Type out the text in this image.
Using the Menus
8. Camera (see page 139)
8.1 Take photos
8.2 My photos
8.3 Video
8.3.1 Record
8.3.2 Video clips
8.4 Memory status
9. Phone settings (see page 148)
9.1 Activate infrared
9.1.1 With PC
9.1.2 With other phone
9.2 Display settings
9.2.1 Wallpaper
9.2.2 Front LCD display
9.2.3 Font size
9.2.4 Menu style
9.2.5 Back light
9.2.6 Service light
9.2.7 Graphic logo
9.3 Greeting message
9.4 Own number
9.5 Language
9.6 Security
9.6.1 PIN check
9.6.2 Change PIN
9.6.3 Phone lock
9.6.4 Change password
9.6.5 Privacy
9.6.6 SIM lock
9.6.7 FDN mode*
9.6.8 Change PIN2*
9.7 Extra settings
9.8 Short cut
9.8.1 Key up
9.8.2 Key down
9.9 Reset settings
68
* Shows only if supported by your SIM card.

## REQUIRED TASK
Copy out all of the records above with nothing altered.

## COMPLETED TASK
Type out the text in this image.
Using the Menus
8. Camera (see page 139)
8.1 Take photos
8.2 My photos
8.3 Video
8.3.1 Record
8.3.2 Video clips
8.4 Memory status
9. Phone settings (see page 148)
9.1 Activate infrared
9.1.1 With PC
9.1.2 With other phone
9.2 Display settings
9.2.1 Wallpaper
9.2.2 Front LCD display
9.2.3 Font size
9.2.4 Menu style
9.2.5 Back light
9.2.6 Service light
9.2.7 Graphic logo
9.3 Greeting message
9.4 Own number
9.5 Language
9.6 Security
9.6.1 PIN check
9.6.2 Change PIN
9.6.3 Phone lock
9.6.4 Change password
9.6.5 Privacy
9.6.6 SIM lock
9.6.7 FDN mode*
9.6.8 Change PIN2*
9.7 Extra settings
9.8 Short cut
9.8.1 Key up
9.8.2 Key down
9.9 Reset settings
68
* Shows only if supported by your SIM card.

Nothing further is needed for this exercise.